Exactly as given, repeat all of the entries.

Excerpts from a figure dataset
=======
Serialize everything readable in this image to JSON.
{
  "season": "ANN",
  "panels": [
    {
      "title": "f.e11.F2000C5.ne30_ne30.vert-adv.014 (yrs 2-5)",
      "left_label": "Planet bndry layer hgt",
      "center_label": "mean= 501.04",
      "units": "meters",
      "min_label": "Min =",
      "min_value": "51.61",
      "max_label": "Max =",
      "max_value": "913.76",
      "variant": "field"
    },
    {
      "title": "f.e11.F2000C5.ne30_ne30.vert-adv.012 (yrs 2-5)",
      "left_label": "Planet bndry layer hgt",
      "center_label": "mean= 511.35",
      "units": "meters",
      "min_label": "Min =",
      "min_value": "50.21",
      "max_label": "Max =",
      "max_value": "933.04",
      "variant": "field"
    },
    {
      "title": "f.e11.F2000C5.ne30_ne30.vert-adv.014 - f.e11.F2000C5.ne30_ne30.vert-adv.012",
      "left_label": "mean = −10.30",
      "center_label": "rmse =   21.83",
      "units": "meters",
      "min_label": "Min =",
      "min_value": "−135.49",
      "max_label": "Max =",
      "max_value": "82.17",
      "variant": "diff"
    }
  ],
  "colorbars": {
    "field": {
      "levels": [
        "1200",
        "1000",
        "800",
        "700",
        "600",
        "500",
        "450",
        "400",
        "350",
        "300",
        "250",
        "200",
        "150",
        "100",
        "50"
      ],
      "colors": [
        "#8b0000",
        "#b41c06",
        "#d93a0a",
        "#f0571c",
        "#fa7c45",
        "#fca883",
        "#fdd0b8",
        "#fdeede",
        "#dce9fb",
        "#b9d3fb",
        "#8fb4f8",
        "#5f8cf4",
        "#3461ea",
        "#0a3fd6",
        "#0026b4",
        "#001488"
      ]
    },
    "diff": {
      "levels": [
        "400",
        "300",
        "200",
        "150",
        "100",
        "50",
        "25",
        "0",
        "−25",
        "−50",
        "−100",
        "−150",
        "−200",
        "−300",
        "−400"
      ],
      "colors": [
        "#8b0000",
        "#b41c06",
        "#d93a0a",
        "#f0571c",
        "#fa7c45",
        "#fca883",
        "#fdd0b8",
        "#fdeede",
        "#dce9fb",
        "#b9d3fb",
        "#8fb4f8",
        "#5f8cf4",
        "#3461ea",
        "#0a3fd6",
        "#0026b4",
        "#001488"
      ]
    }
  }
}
=======
## REPLY
Serialize everything readable in this image to JSON.
{
  "season": "ANN",
  "panels": [
    {
      "title": "f.e11.F2000C5.ne30_ne30.vert-adv.014 (yrs 2-5)",
      "left_label": "Planet bndry layer hgt",
      "center_label": "mean= 501.04",
      "units": "meters",
      "min_label": "Min =",
      "min_value": "51.61",
      "max_label": "Max =",
      "max_value": "913.76",
      "variant": "field"
    },
    {
      "title": "f.e11.F2000C5.ne30_ne30.vert-adv.012 (yrs 2-5)",
      "left_label": "Planet bndry layer hgt",
      "center_label": "mean= 511.35",
      "units": "meters",
      "min_label": "Min =",
      "min_value": "50.21",
      "max_label": "Max =",
      "max_value": "933.04",
      "variant": "field"
    },
    {
      "title": "f.e11.F2000C5.ne30_ne30.vert-adv.014 - f.e11.F2000C5.ne30_ne30.vert-adv.012",
      "left_label": "mean = −10.30",
      "center_label": "rmse =   21.83",
      "units": "meters",
      "min_label": "Min =",
      "min_value": "−135.49",
      "max_label": "Max =",
      "max_value": "82.17",
      "variant": "diff"
    }
  ],
  "colorbars": {
    "field": {
      "levels": [
        "1200",
        "1000",
        "800",
        "700",
        "600",
        "500",
        "450",
        "400",
        "350",
        "300",
        "250",
        "200",
        "150",
        "100",
        "50"
      ],
      "colors": [
        "#8b0000",
        "#b41c06",
        "#d93a0a",
        "#f0571c",
        "#fa7c45",
        "#fca883",
        "#fdd0b8",
        "#fdeede",
        "#dce9fb",
        "#b9d3fb",
        "#8fb4f8",
        "#5f8cf4",
        "#3461ea",
        "#0a3fd6",
        "#0026b4",
        "#001488"
      ]
    },
    "diff": {
      "levels": [
        "400",
        "300",
        "200",
        "150",
        "100",
        "50",
        "25",
        "0",
        "−25",
        "−50",
        "−100",
        "−150",
        "−200",
        "−300",
        "−400"
      ],
      "colors": [
        "#8b0000",
        "#b41c06",
        "#d93a0a",
        "#f0571c",
        "#fa7c45",
        "#fca883",
        "#fdd0b8",
        "#fdeede",
        "#dce9fb",
        "#b9d3fb",
        "#8fb4f8",
        "#5f8cf4",
        "#3461ea",
        "#0a3fd6",
        "#0026b4",
        "#001488"
      ]
    }
  }
}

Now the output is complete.